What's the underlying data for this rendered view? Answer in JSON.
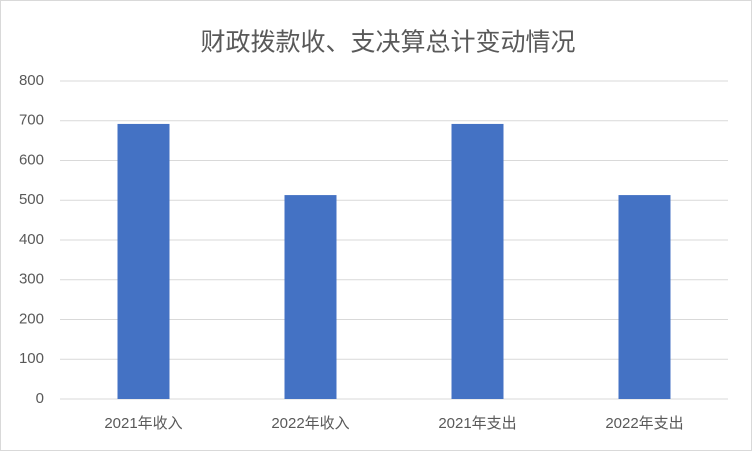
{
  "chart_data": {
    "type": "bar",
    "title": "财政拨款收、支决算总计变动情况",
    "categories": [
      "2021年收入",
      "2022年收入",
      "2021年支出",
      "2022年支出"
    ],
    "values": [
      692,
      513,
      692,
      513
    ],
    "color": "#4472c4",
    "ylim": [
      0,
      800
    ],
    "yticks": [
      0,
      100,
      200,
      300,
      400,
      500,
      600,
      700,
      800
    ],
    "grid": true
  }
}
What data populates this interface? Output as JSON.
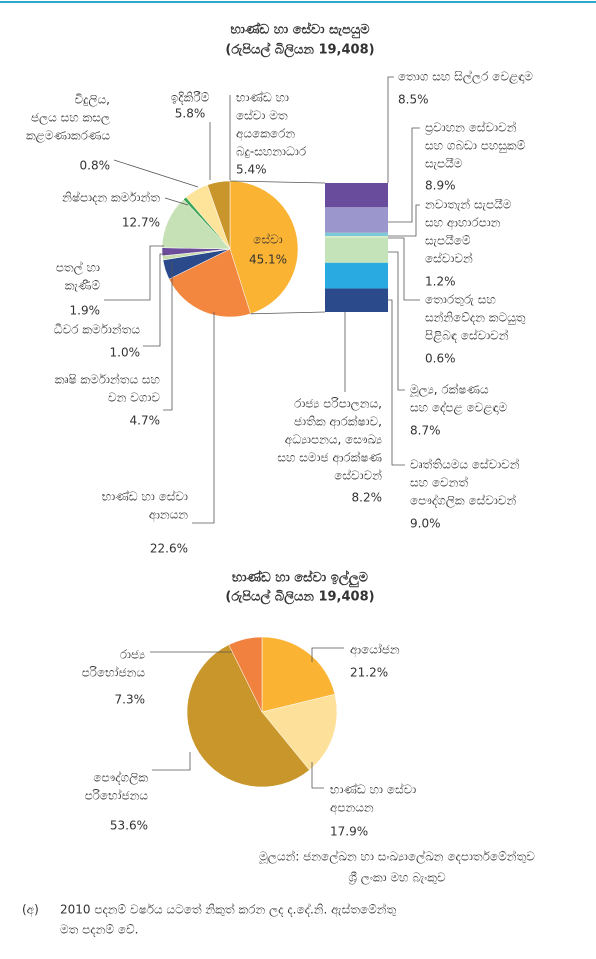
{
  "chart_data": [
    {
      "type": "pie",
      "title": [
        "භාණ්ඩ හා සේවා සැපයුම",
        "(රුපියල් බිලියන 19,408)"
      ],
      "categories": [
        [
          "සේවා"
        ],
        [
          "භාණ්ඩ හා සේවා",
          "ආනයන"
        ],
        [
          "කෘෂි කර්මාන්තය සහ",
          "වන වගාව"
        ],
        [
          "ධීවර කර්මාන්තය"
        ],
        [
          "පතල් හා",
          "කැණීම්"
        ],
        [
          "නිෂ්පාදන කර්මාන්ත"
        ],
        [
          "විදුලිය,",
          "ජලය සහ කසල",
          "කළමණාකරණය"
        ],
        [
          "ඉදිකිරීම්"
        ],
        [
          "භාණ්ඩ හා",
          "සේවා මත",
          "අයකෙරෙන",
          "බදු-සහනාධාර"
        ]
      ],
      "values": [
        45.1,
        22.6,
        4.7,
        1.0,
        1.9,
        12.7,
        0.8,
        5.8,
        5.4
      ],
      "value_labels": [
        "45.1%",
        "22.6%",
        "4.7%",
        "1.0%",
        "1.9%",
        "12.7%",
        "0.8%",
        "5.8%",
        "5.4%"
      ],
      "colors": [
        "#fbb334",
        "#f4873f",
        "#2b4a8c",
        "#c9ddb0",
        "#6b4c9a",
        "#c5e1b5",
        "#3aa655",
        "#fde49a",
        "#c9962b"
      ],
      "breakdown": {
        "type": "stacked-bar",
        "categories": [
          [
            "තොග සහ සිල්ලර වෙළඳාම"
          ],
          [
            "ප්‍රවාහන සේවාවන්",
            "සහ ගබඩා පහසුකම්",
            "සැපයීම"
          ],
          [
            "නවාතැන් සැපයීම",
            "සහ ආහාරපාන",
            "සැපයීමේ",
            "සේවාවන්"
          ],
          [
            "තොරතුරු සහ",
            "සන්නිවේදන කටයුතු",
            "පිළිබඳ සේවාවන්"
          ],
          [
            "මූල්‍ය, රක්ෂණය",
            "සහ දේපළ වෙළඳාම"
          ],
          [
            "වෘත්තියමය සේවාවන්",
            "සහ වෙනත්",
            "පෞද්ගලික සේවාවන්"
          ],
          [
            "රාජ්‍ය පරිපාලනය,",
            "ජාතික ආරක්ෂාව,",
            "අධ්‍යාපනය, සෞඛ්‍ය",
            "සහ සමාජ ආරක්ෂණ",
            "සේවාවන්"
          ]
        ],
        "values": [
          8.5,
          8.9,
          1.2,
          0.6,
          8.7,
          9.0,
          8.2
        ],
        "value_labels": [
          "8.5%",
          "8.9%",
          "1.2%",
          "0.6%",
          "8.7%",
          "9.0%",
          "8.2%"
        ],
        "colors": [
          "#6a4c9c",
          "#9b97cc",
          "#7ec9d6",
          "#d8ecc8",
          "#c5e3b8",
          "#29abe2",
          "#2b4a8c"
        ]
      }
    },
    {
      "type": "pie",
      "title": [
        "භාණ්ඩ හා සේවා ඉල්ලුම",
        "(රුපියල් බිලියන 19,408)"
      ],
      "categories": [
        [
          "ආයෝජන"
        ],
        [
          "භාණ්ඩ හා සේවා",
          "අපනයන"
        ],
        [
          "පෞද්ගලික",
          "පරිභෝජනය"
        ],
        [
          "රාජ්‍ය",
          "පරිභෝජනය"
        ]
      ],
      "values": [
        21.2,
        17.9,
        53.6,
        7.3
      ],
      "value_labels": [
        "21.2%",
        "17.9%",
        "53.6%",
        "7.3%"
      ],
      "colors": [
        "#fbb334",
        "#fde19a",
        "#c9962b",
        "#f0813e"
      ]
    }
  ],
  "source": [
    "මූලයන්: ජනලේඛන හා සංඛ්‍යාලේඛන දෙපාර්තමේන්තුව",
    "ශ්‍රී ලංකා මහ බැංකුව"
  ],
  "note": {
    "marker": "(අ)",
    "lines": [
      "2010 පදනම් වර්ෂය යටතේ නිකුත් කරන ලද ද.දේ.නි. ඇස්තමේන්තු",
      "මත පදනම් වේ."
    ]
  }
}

§ **Aim of the exercise**
Leave the pictures out, and print every line of the listing exactly as written.

§ **Task solution**
What's the underlying data for this rendered view? Answer in JSON.
{
  "chart_data": {
    "type": "bar",
    "title": "财政拨款收、支决算总计变动情况",
    "categories": [
      "2021年收入",
      "2022年收入",
      "2021年支出",
      "2022年支出"
    ],
    "values": [
      692,
      513,
      692,
      513
    ],
    "color": "#4472c4",
    "ylim": [
      0,
      800
    ],
    "yticks": [
      0,
      100,
      200,
      300,
      400,
      500,
      600,
      700,
      800
    ],
    "grid": true
  }
}
What data populates this interface? Output as JSON.
{
  "chart_data": [
    {
      "type": "pie",
      "title": [
        "භාණ්ඩ හා සේවා සැපයුම",
        "(රුපියල් බිලියන 19,408)"
      ],
      "categories": [
        [
          "සේවා"
        ],
        [
          "භාණ්ඩ හා සේවා",
          "ආනයන"
        ],
        [
          "කෘෂි කර්මාන්තය සහ",
          "වන වගාව"
        ],
        [
          "ධීවර කර්මාන්තය"
        ],
        [
          "පතල් හා",
          "කැණීම්"
        ],
        [
          "නිෂ්පාදන කර්මාන්ත"
        ],
        [
          "විදුලිය,",
          "ජලය සහ කසල",
          "කළමණාකරණය"
        ],
        [
          "ඉදිකිරීම්"
        ],
        [
          "භාණ්ඩ හා",
          "සේවා මත",
          "අයකෙරෙන",
          "බදු-සහනාධාර"
        ]
      ],
      "values": [
        45.1,
        22.6,
        4.7,
        1.0,
        1.9,
        12.7,
        0.8,
        5.8,
        5.4
      ],
      "value_labels": [
        "45.1%",
        "22.6%",
        "4.7%",
        "1.0%",
        "1.9%",
        "12.7%",
        "0.8%",
        "5.8%",
        "5.4%"
      ],
      "colors": [
        "#fbb334",
        "#f4873f",
        "#2b4a8c",
        "#c9ddb0",
        "#6b4c9a",
        "#c5e1b5",
        "#3aa655",
        "#fde49a",
        "#c9962b"
      ],
      "breakdown": {
        "type": "stacked-bar",
        "categories": [
          [
            "තොග සහ සිල්ලර වෙළඳාම"
          ],
          [
            "ප්‍රවාහන සේවාවන්",
            "සහ ගබඩා පහසුකම්",
            "සැපයීම"
          ],
          [
            "නවාතැන් සැපයීම",
            "සහ ආහාරපාන",
            "සැපයීමේ",
            "සේවාවන්"
          ],
          [
            "තොරතුරු සහ",
            "සන්නිවේදන කටයුතු",
            "පිළිබඳ සේවාවන්"
          ],
          [
            "මූල්‍ය, රක්ෂණය",
            "සහ දේපළ වෙළඳාම"
          ],
          [
            "වෘත්තියමය සේවාවන්",
            "සහ වෙනත්",
            "පෞද්ගලික සේවාවන්"
          ],
          [
            "රාජ්‍ය පරිපාලනය,",
            "ජාතික ආරක්ෂාව,",
            "අධ්‍යාපනය, සෞඛ්‍ය",
            "සහ සමාජ ආරක්ෂණ",
            "සේවාවන්"
          ]
        ],
        "values": [
          8.5,
          8.9,
          1.2,
          0.6,
          8.7,
          9.0,
          8.2
        ],
        "value_labels": [
          "8.5%",
          "8.9%",
          "1.2%",
          "0.6%",
          "8.7%",
          "9.0%",
          "8.2%"
        ],
        "colors": [
          "#6a4c9c",
          "#9b97cc",
          "#7ec9d6",
          "#d8ecc8",
          "#c5e3b8",
          "#29abe2",
          "#2b4a8c"
        ]
      }
    },
    {
      "type": "pie",
      "title": [
        "භාණ්ඩ හා සේවා ඉල්ලුම",
        "(රුපියල් බිලියන 19,408)"
      ],
      "categories": [
        [
          "ආයෝජන"
        ],
        [
          "භාණ්ඩ හා සේවා",
          "අපනයන"
        ],
        [
          "පෞද්ගලික",
          "පරිභෝජනය"
        ],
        [
          "රාජ්‍ය",
          "පරිභෝජනය"
        ]
      ],
      "values": [
        21.2,
        17.9,
        53.6,
        7.3
      ],
      "value_labels": [
        "21.2%",
        "17.9%",
        "53.6%",
        "7.3%"
      ],
      "colors": [
        "#fbb334",
        "#fde19a",
        "#c9962b",
        "#f0813e"
      ]
    }
  ],
  "source": [
    "මූලයන්: ජනලේඛන හා සංඛ්‍යාලේඛන දෙපාර්තමේන්තුව",
    "ශ්‍රී ලංකා මහ බැංකුව"
  ],
  "note": {
    "marker": "(අ)",
    "lines": [
      "2010 පදනම් වර්ෂය යටතේ නිකුත් කරන ලද ද.දේ.නි. ඇස්තමේන්තු",
      "මත පදනම් වේ."
    ]
  }
}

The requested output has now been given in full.